● **WORK TO BE COMPLETED**
Go through the entries below and collect each line with the string "Requests" in it.

● **DATA ENTRIES**

──────────────────────────────

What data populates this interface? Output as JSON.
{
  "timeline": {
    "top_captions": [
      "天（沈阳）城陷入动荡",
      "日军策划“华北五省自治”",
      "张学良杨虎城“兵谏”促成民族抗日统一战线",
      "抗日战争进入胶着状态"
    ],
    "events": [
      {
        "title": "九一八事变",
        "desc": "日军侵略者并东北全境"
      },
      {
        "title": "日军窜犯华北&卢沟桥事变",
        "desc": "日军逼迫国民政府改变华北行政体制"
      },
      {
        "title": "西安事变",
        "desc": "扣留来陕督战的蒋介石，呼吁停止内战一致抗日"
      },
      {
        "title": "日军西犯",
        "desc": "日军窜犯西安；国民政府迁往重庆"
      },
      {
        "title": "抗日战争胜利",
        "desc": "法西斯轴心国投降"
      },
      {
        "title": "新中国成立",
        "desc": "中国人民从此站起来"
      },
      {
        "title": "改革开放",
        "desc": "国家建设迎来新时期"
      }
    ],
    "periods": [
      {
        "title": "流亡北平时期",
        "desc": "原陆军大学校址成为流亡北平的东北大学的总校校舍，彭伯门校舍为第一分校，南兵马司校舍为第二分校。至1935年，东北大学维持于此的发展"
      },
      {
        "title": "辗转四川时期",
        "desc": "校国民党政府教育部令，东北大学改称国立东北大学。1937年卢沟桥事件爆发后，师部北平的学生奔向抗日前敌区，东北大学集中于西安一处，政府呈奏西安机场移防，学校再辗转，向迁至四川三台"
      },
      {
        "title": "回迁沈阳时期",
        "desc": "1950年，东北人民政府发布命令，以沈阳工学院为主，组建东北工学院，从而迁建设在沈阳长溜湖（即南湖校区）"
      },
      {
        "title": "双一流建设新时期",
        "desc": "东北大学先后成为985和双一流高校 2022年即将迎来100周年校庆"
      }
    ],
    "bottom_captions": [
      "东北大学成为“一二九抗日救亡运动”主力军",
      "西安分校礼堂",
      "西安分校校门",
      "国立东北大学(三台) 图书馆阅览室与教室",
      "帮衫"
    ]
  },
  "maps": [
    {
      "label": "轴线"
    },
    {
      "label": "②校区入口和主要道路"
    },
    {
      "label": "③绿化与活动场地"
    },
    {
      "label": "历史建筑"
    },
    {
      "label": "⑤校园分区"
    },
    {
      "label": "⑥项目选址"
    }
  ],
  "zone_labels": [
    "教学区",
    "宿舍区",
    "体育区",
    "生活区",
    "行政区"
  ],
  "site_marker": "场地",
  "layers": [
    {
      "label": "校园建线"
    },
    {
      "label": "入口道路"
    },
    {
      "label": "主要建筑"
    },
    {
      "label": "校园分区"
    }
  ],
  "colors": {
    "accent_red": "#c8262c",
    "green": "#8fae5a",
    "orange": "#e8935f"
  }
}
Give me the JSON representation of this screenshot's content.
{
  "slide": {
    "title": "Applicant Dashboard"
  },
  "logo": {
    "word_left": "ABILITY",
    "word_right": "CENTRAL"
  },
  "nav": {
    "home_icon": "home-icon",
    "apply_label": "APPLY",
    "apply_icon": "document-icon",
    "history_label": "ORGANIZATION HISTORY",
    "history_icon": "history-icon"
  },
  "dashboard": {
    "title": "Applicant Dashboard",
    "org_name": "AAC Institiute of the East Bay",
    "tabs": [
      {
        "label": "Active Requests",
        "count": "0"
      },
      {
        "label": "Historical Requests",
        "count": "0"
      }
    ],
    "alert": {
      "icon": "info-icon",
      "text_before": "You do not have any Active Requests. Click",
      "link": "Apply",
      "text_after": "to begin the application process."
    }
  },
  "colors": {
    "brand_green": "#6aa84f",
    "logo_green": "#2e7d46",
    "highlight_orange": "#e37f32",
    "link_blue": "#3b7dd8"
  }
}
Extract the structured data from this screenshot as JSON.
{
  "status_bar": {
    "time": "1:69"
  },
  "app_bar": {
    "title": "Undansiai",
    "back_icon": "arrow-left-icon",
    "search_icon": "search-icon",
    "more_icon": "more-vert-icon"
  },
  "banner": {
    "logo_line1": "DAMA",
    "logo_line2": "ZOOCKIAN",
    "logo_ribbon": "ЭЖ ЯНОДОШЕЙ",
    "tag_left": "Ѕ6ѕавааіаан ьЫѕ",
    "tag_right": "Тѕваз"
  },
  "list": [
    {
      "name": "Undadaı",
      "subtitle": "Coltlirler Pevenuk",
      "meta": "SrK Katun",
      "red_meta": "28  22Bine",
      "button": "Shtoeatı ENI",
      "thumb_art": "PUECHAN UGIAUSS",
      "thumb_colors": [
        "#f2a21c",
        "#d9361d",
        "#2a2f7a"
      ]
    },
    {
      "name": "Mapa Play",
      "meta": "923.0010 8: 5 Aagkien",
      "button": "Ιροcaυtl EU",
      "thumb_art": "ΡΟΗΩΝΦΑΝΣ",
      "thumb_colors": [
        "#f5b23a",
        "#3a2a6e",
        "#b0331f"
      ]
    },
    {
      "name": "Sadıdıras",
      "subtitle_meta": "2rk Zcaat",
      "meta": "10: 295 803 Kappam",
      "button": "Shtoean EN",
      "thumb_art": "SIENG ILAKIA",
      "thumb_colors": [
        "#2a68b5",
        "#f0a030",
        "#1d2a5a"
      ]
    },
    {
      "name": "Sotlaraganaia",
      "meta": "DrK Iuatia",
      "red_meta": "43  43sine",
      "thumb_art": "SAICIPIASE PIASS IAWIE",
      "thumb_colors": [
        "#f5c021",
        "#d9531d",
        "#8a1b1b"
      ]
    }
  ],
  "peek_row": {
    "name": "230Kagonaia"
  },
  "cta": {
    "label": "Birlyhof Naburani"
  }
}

──────────────────────────────

● **COMPLETED TASK**
        "label": "Active Requests",
        "label": "Historical Requests",
      "text_before": "You do not have any Active Requests. Click",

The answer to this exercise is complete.